- **DIRECTIONS**: Reproduce every record below exactly as it appears.

******************************

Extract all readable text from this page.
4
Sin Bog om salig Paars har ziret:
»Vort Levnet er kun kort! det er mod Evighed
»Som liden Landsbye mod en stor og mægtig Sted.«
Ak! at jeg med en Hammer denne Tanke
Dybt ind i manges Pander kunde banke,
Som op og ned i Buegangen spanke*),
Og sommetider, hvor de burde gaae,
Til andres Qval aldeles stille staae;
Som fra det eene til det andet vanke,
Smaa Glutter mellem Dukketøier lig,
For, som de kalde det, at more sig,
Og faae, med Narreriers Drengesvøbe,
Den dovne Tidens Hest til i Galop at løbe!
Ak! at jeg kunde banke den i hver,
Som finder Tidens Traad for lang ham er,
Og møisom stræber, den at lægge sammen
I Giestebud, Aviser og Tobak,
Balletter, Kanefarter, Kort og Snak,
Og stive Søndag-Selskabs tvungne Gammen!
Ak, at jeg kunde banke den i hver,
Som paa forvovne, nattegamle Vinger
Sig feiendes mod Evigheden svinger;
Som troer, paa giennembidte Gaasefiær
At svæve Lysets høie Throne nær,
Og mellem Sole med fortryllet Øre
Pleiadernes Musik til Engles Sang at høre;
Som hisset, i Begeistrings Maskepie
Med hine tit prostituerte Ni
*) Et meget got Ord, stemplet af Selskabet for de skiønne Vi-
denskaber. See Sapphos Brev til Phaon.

******************************

- **IN RESPONSE**:
Extract all readable text from this page.
4
Sin Bog om salig Paars har ziret:
»Vort Levnet er kun kort! det er mod Evighed
»Som liden Landsbye mod en stor og mægtig Sted.«
Ak! at jeg med en Hammer denne Tanke
Dybt ind i manges Pander kunde banke,
Som op og ned i Buegangen spanke*),
Og sommetider, hvor de burde gaae,
Til andres Qval aldeles stille staae;
Som fra det eene til det andet vanke,
Smaa Glutter mellem Dukketøier lig,
For, som de kalde det, at more sig,
Og faae, med Narreriers Drengesvøbe,
Den dovne Tidens Hest til i Galop at løbe!
Ak! at jeg kunde banke den i hver,
Som finder Tidens Traad for lang ham er,
Og møisom stræber, den at lægge sammen
I Giestebud, Aviser og Tobak,
Balletter, Kanefarter, Kort og Snak,
Og stive Søndag-Selskabs tvungne Gammen!
Ak, at jeg kunde banke den i hver,
Som paa forvovne, nattegamle Vinger
Sig feiendes mod Evigheden svinger;
Som troer, paa giennembidte Gaasefiær
At svæve Lysets høie Throne nær,
Og mellem Sole med fortryllet Øre
Pleiadernes Musik til Engles Sang at høre;
Som hisset, i Begeistrings Maskepie
Med hine tit prostituerte Ni
*) Et meget got Ord, stemplet af Selskabet for de skiønne Vi-
denskaber. See Sapphos Brev til Phaon.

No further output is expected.